▶ **INSTRUCTIONS FOR THE TASK**
Take every line from the listing below that includes "gioca" and copy it.

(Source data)
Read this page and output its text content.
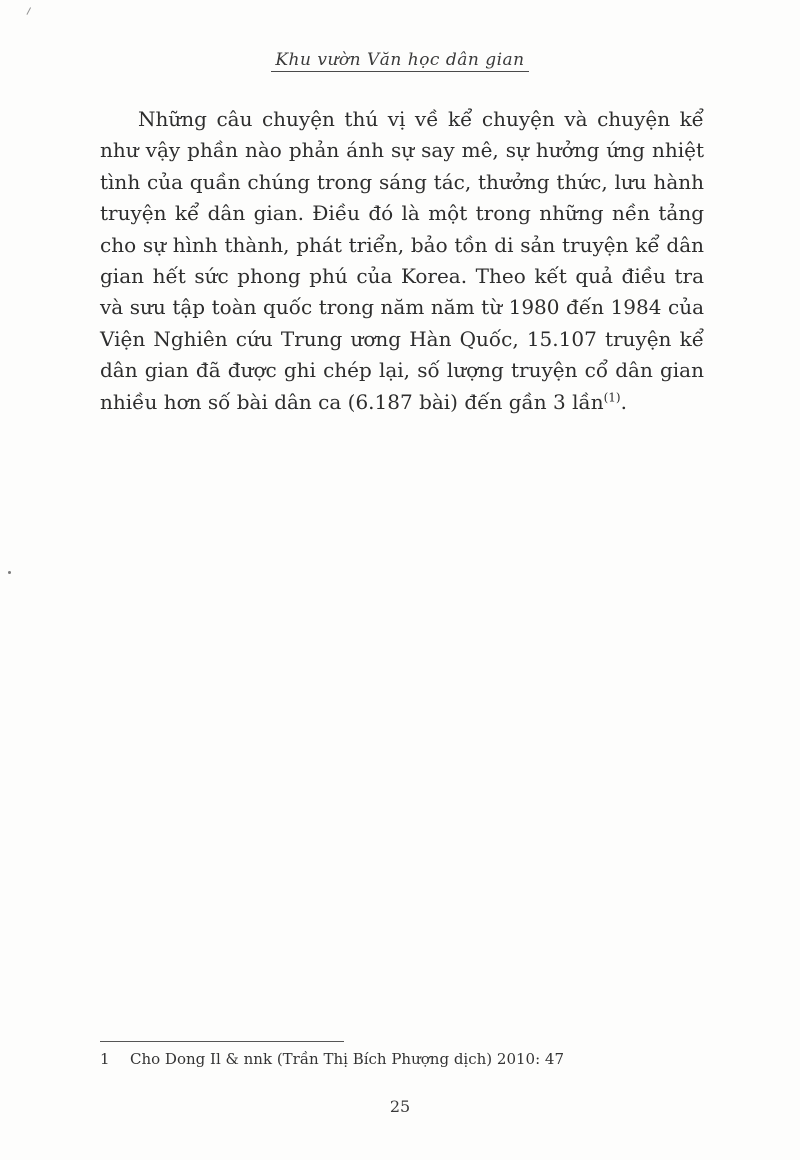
Khu vườn Văn học dân gian

Những câu chuyện thú vị về kể chuyện và chuyện kể như vậy phần nào phản ánh sự say mê, sự hưởng ứng nhiệt tình của quần chúng trong sáng tác, thưởng thức, lưu hành truyện kể dân gian. Điều đó là một trong những nền tảng cho sự hình thành, phát triển, bảo tồn di sản truyện kể dân gian hết sức phong phú của Korea. Theo kết quả điều tra và sưu tập toàn quốc trong năm năm từ 1980 đến 1984 của Viện Nghiên cứu Trung ương Hàn Quốc, 15.107 truyện kể dân gian đã được ghi chép lại, số lượng truyện cổ dân gian nhiều hơn số bài dân ca (6.187 bài) đến gần 3 lần$^{(1)}$.

1 Cho Dong Il & nnk (Trần Thị Bích Phượng dịch) 2010: 47
25
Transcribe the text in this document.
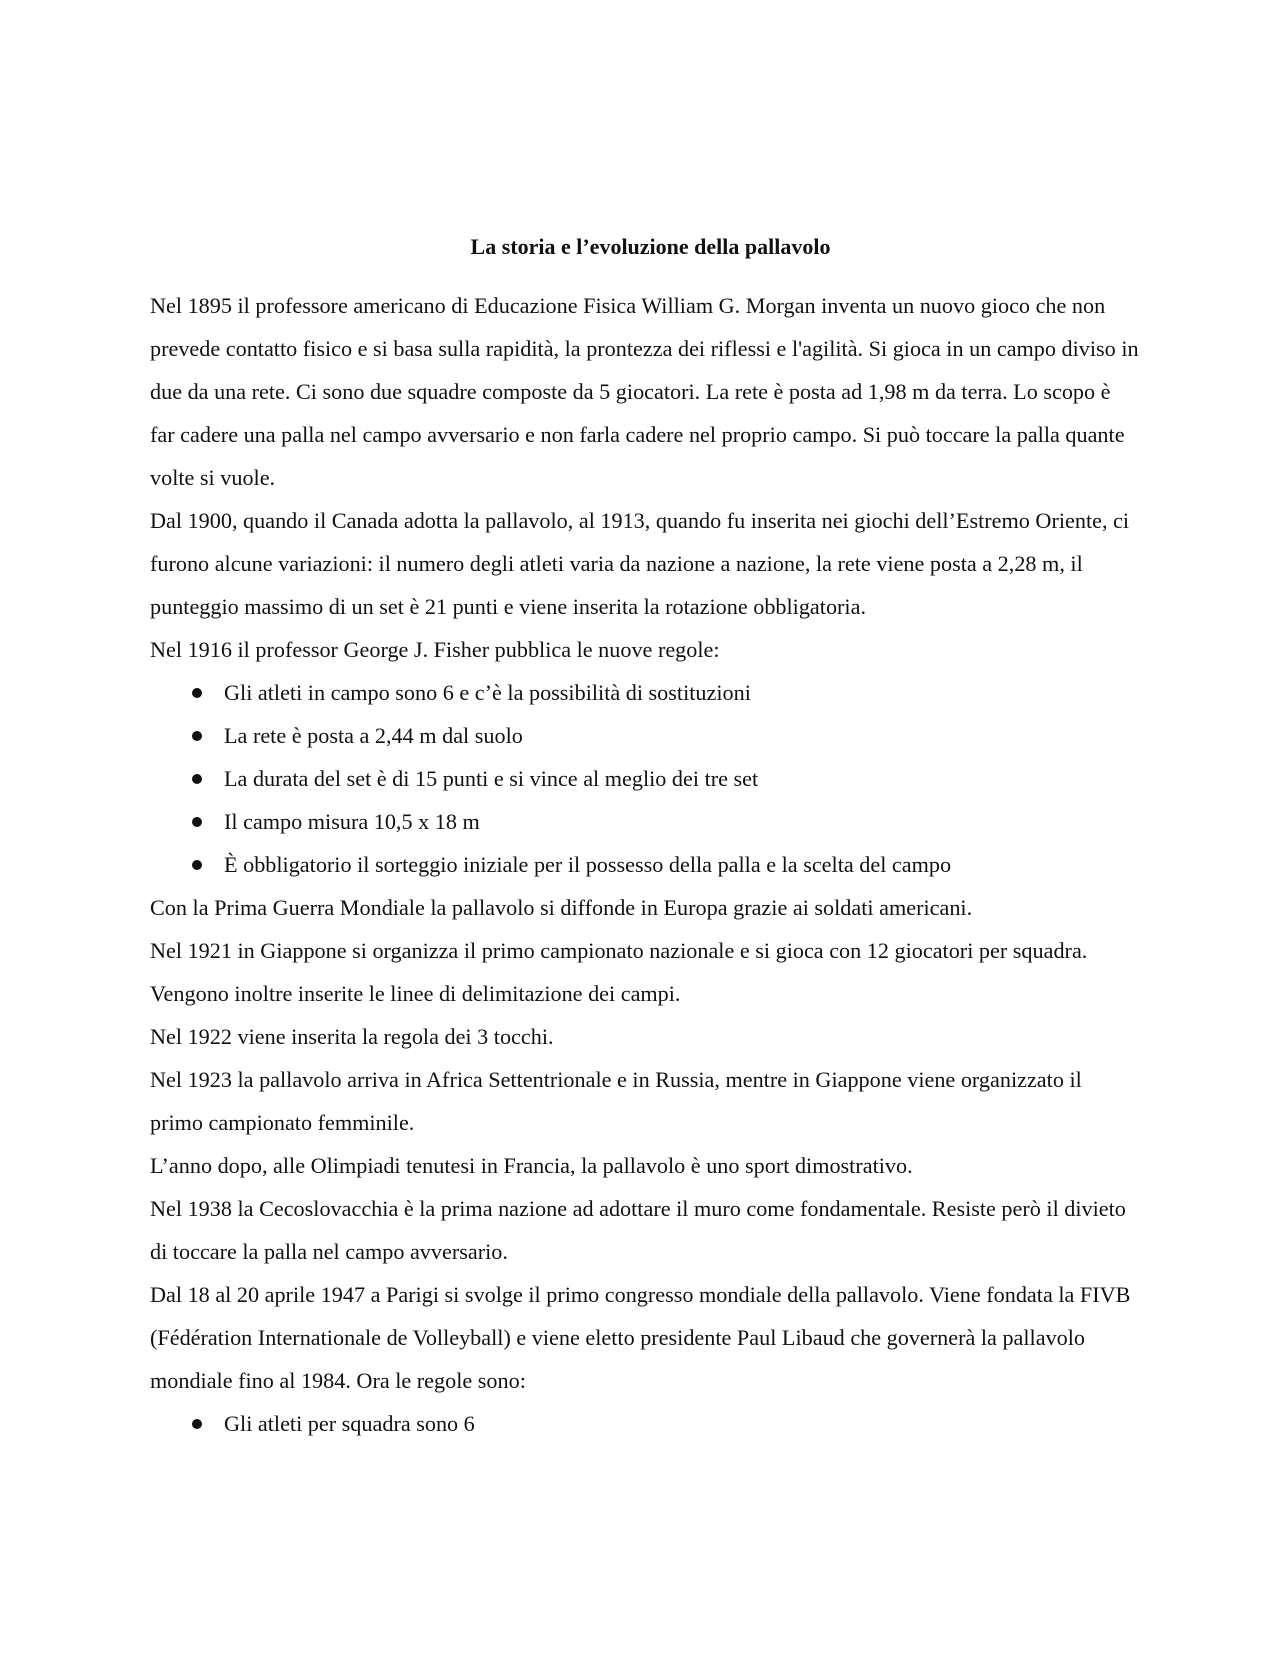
La storia e l’evoluzione della pallavolo

Nel 1895 il professore americano di Educazione Fisica William G. Morgan inventa un nuovo gioco che non prevede contatto fisico e si basa sulla rapidità, la prontezza dei riflessi e l'agilità. Si gioca in un campo diviso in due da una rete. Ci sono due squadre composte da 5 giocatori. La rete è posta ad 1,98 m da terra. Lo scopo è far cadere una palla nel campo avversario e non farla cadere nel proprio campo. Si può toccare la palla quante volte si vuole.

Dal 1900, quando il Canada adotta la pallavolo, al 1913, quando fu inserita nei giochi dell’Estremo Oriente, ci furono alcune variazioni: il numero degli atleti varia da nazione a nazione, la rete viene posta a 2,28 m, il punteggio massimo di un set è 21 punti e viene inserita la rotazione obbligatoria.

Nel 1916 il professor George J. Fisher pubblica le nuove regole:

Gli atleti in campo sono 6 e c’è la possibilità di sostituzioni
La rete è posta a 2,44 m dal suolo
La durata del set è di 15 punti e si vince al meglio dei tre set
Il campo misura 10,5 x 18 m
È obbligatorio il sorteggio iniziale per il possesso della palla e la scelta del campo

Con la Prima Guerra Mondiale la pallavolo si diffonde in Europa grazie ai soldati americani.

Nel 1921 in Giappone si organizza il primo campionato nazionale e si gioca con 12 giocatori per squadra. Vengono inoltre inserite le linee di delimitazione dei campi.

Nel 1922 viene inserita la regola dei 3 tocchi.

Nel 1923 la pallavolo arriva in Africa Settentrionale e in Russia, mentre in Giappone viene organizzato il primo campionato femminile.

L’anno dopo, alle Olimpiadi tenutesi in Francia, la pallavolo è uno sport dimostrativo.

Nel 1938 la Cecoslovacchia è la prima nazione ad adottare il muro come fondamentale. Resiste però il divieto di toccare la palla nel campo avversario.

Dal 18 al 20 aprile 1947 a Parigi si svolge il primo congresso mondiale della pallavolo. Viene fondata la FIVB (Fédération Internationale de Volleyball) e viene eletto presidente Paul Libaud che governerà la pallavolo mondiale fino al 1984. Ora le regole sono:

Gli atleti per squadra sono 6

▶ **WRITTEN REPLY**
Nel 1895 il professore americano di Educazione Fisica William G. Morgan inventa un nuovo gioco che non prevede contatto fisico e si basa sulla rapidità, la prontezza dei riflessi e l'agilità. Si gioca in un campo diviso in due da una rete. Ci sono due squadre composte da 5 giocatori. La rete è posta ad 1,98 m da terra. Lo scopo è far cadere una palla nel campo avversario e non farla cadere nel proprio campo. Si può toccare la palla quante volte si vuole.
Nel 1921 in Giappone si organizza il primo campionato nazionale e si gioca con 12 giocatori per squadra. Vengono inoltre inserite le linee di delimitazione dei campi.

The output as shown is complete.